:: Problem to solve ::
Copy out all lines that carry the word "Load".

# Data lines start

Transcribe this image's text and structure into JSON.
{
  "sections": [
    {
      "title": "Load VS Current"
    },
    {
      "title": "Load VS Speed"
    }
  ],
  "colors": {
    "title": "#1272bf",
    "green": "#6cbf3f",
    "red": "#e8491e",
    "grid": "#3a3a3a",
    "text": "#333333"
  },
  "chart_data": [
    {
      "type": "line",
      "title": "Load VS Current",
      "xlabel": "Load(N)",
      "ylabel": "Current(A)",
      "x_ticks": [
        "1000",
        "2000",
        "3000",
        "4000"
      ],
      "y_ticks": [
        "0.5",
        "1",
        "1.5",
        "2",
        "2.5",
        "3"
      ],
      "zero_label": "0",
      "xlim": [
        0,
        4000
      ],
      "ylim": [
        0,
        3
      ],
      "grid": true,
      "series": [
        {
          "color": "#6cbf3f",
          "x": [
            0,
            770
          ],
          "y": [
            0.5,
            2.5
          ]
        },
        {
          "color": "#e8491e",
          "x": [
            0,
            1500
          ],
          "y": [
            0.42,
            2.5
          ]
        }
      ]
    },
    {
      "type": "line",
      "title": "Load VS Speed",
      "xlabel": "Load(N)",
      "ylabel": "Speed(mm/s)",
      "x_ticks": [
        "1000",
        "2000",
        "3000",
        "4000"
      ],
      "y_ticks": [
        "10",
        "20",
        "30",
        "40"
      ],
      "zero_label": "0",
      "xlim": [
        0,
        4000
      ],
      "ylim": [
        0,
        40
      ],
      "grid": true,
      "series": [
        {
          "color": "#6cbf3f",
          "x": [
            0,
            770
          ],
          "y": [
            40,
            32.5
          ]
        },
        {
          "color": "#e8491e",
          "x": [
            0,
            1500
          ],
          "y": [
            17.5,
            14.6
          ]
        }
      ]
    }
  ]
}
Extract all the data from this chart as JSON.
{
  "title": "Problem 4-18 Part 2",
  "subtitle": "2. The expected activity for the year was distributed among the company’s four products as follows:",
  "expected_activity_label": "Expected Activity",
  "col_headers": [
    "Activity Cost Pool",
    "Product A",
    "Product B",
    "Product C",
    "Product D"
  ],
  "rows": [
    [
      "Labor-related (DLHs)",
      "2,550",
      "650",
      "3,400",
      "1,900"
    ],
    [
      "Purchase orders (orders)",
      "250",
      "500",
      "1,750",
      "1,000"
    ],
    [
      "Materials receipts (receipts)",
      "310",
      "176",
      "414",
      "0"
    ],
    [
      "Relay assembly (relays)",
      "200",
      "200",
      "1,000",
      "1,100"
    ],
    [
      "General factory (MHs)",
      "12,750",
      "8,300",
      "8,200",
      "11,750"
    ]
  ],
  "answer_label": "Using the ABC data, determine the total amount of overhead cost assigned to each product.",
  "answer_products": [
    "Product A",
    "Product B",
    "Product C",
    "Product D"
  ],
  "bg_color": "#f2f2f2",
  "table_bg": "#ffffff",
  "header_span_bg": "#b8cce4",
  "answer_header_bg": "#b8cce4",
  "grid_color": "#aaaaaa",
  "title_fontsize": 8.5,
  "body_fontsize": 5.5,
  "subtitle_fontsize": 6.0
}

# Data lines end

:: Answer in full ::
      "title": "Load VS Current"
      "title": "Load VS Speed"
      "title": "Load VS Current",
      "xlabel": "Load(N)",
      "title": "Load VS Speed",
      "xlabel": "Load(N)",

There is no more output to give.